## YOUR TASK
Quote every line of the data below as it stands, omitting pictures.
#####
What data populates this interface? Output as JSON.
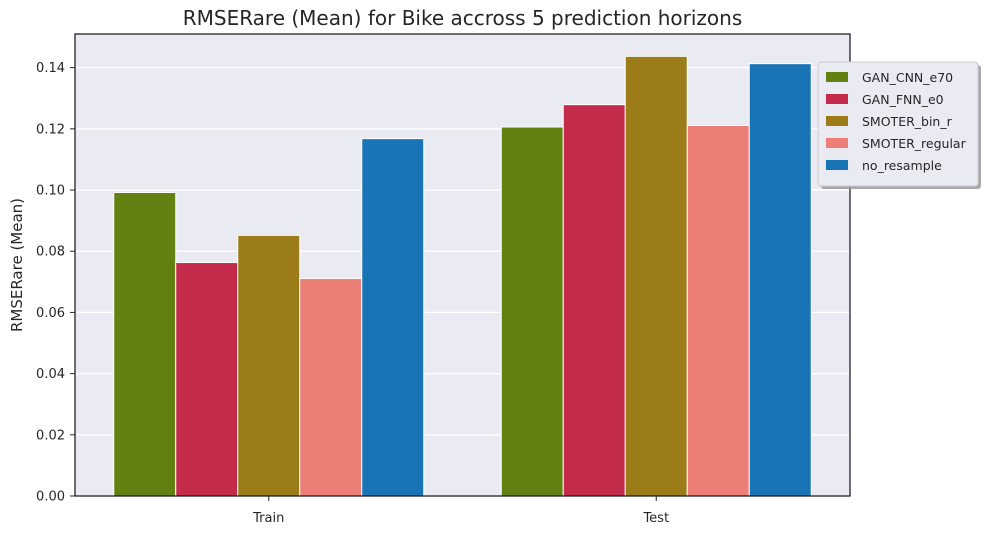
{
  "chart_data": {
    "type": "bar",
    "title": "RMSERare (Mean) for Bike accross 5 prediction horizons",
    "xlabel": "",
    "ylabel": "RMSERare (Mean)",
    "categories": [
      "Train",
      "Test"
    ],
    "ylim": [
      0,
      0.151
    ],
    "yticks": [
      0.0,
      0.02,
      0.04,
      0.06,
      0.08,
      0.1,
      0.12,
      0.14
    ],
    "ytick_labels": [
      "0.00",
      "0.02",
      "0.04",
      "0.06",
      "0.08",
      "0.10",
      "0.12",
      "0.14"
    ],
    "grid": true,
    "legend_position": "top-right",
    "series": [
      {
        "name": "GAN_CNN_e70",
        "color": "#638012",
        "values": [
          0.0992,
          0.1206
        ]
      },
      {
        "name": "GAN_FNN_e0",
        "color": "#c42b4b",
        "values": [
          0.0763,
          0.1279
        ]
      },
      {
        "name": "SMOTER_bin_r",
        "color": "#9b7c18",
        "values": [
          0.0852,
          0.1437
        ]
      },
      {
        "name": "SMOTER_regular",
        "color": "#ed7e76",
        "values": [
          0.0711,
          0.1211
        ]
      },
      {
        "name": "no_resample",
        "color": "#1874b4",
        "values": [
          0.1168,
          0.1413
        ]
      }
    ]
  }
}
#####
## ANSWER IN FULL
What data populates this interface? Output as JSON.
{
  "chart_data": {
    "type": "bar",
    "title": "RMSERare (Mean) for Bike accross 5 prediction horizons",
    "xlabel": "",
    "ylabel": "RMSERare (Mean)",
    "categories": [
      "Train",
      "Test"
    ],
    "ylim": [
      0,
      0.151
    ],
    "yticks": [
      0.0,
      0.02,
      0.04,
      0.06,
      0.08,
      0.1,
      0.12,
      0.14
    ],
    "ytick_labels": [
      "0.00",
      "0.02",
      "0.04",
      "0.06",
      "0.08",
      "0.10",
      "0.12",
      "0.14"
    ],
    "grid": true,
    "legend_position": "top-right",
    "series": [
      {
        "name": "GAN_CNN_e70",
        "color": "#638012",
        "values": [
          0.0992,
          0.1206
        ]
      },
      {
        "name": "GAN_FNN_e0",
        "color": "#c42b4b",
        "values": [
          0.0763,
          0.1279
        ]
      },
      {
        "name": "SMOTER_bin_r",
        "color": "#9b7c18",
        "values": [
          0.0852,
          0.1437
        ]
      },
      {
        "name": "SMOTER_regular",
        "color": "#ed7e76",
        "values": [
          0.0711,
          0.1211
        ]
      },
      {
        "name": "no_resample",
        "color": "#1874b4",
        "values": [
          0.1168,
          0.1413
        ]
      }
    ]
  }
}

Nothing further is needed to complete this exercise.